→ **WHAT THIS TASK INVOLVES**
Give the records back in full, exactly as they read.
= = = = = = =
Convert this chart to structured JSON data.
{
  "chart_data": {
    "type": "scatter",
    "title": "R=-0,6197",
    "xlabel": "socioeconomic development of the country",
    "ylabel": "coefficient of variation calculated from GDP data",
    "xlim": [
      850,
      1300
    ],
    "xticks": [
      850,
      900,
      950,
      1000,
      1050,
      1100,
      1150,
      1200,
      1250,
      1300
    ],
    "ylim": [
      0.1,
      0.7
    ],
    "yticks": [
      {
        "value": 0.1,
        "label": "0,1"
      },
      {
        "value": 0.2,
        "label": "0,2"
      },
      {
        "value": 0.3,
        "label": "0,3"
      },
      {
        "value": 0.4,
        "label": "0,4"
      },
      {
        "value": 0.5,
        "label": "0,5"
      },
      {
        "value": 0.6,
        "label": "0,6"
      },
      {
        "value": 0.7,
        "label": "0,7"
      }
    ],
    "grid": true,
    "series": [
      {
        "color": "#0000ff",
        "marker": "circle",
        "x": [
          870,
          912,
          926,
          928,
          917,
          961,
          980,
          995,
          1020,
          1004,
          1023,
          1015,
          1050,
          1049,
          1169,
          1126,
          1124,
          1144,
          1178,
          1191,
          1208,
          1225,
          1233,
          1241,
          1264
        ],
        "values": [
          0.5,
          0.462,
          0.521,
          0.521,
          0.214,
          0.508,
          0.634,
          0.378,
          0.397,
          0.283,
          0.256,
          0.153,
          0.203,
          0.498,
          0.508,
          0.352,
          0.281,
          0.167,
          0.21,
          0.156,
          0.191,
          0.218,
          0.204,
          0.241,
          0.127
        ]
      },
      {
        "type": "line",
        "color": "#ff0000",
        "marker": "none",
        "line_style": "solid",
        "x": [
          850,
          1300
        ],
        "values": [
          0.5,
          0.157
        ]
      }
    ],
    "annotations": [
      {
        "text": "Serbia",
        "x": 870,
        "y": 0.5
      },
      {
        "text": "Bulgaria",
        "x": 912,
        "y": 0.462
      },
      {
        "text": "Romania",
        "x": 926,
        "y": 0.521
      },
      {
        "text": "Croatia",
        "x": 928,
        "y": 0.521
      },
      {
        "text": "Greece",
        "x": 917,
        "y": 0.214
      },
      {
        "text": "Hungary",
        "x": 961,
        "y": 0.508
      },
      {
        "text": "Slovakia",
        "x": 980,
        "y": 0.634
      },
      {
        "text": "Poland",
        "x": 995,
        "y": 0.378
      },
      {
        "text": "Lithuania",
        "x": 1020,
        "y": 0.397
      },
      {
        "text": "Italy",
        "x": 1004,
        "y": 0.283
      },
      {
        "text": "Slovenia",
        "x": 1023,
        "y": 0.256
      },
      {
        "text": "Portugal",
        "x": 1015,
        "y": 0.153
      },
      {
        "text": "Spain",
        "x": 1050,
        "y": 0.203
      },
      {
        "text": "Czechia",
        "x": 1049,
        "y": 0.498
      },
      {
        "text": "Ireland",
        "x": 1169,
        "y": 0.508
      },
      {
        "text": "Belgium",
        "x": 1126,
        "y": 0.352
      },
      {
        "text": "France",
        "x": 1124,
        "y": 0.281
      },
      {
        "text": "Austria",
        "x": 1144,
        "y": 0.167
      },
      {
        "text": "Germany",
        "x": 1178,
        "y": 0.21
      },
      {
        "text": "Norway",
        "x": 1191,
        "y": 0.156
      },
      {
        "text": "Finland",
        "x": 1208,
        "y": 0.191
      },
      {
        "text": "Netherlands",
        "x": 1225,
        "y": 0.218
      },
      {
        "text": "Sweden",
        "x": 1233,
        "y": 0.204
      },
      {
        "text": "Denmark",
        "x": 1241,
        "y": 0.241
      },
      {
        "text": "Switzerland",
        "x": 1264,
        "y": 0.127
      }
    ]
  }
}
= = = = = = =
→ **EXERCISE ANSWER**
Convert this chart to structured JSON data.
{
  "chart_data": {
    "type": "scatter",
    "title": "R=-0,6197",
    "xlabel": "socioeconomic development of the country",
    "ylabel": "coefficient of variation calculated from GDP data",
    "xlim": [
      850,
      1300
    ],
    "xticks": [
      850,
      900,
      950,
      1000,
      1050,
      1100,
      1150,
      1200,
      1250,
      1300
    ],
    "ylim": [
      0.1,
      0.7
    ],
    "yticks": [
      {
        "value": 0.1,
        "label": "0,1"
      },
      {
        "value": 0.2,
        "label": "0,2"
      },
      {
        "value": 0.3,
        "label": "0,3"
      },
      {
        "value": 0.4,
        "label": "0,4"
      },
      {
        "value": 0.5,
        "label": "0,5"
      },
      {
        "value": 0.6,
        "label": "0,6"
      },
      {
        "value": 0.7,
        "label": "0,7"
      }
    ],
    "grid": true,
    "series": [
      {
        "color": "#0000ff",
        "marker": "circle",
        "x": [
          870,
          912,
          926,
          928,
          917,
          961,
          980,
          995,
          1020,
          1004,
          1023,
          1015,
          1050,
          1049,
          1169,
          1126,
          1124,
          1144,
          1178,
          1191,
          1208,
          1225,
          1233,
          1241,
          1264
        ],
        "values": [
          0.5,
          0.462,
          0.521,
          0.521,
          0.214,
          0.508,
          0.634,
          0.378,
          0.397,
          0.283,
          0.256,
          0.153,
          0.203,
          0.498,
          0.508,
          0.352,
          0.281,
          0.167,
          0.21,
          0.156,
          0.191,
          0.218,
          0.204,
          0.241,
          0.127
        ]
      },
      {
        "type": "line",
        "color": "#ff0000",
        "marker": "none",
        "line_style": "solid",
        "x": [
          850,
          1300
        ],
        "values": [
          0.5,
          0.157
        ]
      }
    ],
    "annotations": [
      {
        "text": "Serbia",
        "x": 870,
        "y": 0.5
      },
      {
        "text": "Bulgaria",
        "x": 912,
        "y": 0.462
      },
      {
        "text": "Romania",
        "x": 926,
        "y": 0.521
      },
      {
        "text": "Croatia",
        "x": 928,
        "y": 0.521
      },
      {
        "text": "Greece",
        "x": 917,
        "y": 0.214
      },
      {
        "text": "Hungary",
        "x": 961,
        "y": 0.508
      },
      {
        "text": "Slovakia",
        "x": 980,
        "y": 0.634
      },
      {
        "text": "Poland",
        "x": 995,
        "y": 0.378
      },
      {
        "text": "Lithuania",
        "x": 1020,
        "y": 0.397
      },
      {
        "text": "Italy",
        "x": 1004,
        "y": 0.283
      },
      {
        "text": "Slovenia",
        "x": 1023,
        "y": 0.256
      },
      {
        "text": "Portugal",
        "x": 1015,
        "y": 0.153
      },
      {
        "text": "Spain",
        "x": 1050,
        "y": 0.203
      },
      {
        "text": "Czechia",
        "x": 1049,
        "y": 0.498
      },
      {
        "text": "Ireland",
        "x": 1169,
        "y": 0.508
      },
      {
        "text": "Belgium",
        "x": 1126,
        "y": 0.352
      },
      {
        "text": "France",
        "x": 1124,
        "y": 0.281
      },
      {
        "text": "Austria",
        "x": 1144,
        "y": 0.167
      },
      {
        "text": "Germany",
        "x": 1178,
        "y": 0.21
      },
      {
        "text": "Norway",
        "x": 1191,
        "y": 0.156
      },
      {
        "text": "Finland",
        "x": 1208,
        "y": 0.191
      },
      {
        "text": "Netherlands",
        "x": 1225,
        "y": 0.218
      },
      {
        "text": "Sweden",
        "x": 1233,
        "y": 0.204
      },
      {
        "text": "Denmark",
        "x": 1241,
        "y": 0.241
      },
      {
        "text": "Switzerland",
        "x": 1264,
        "y": 0.127
      }
    ]
  }
}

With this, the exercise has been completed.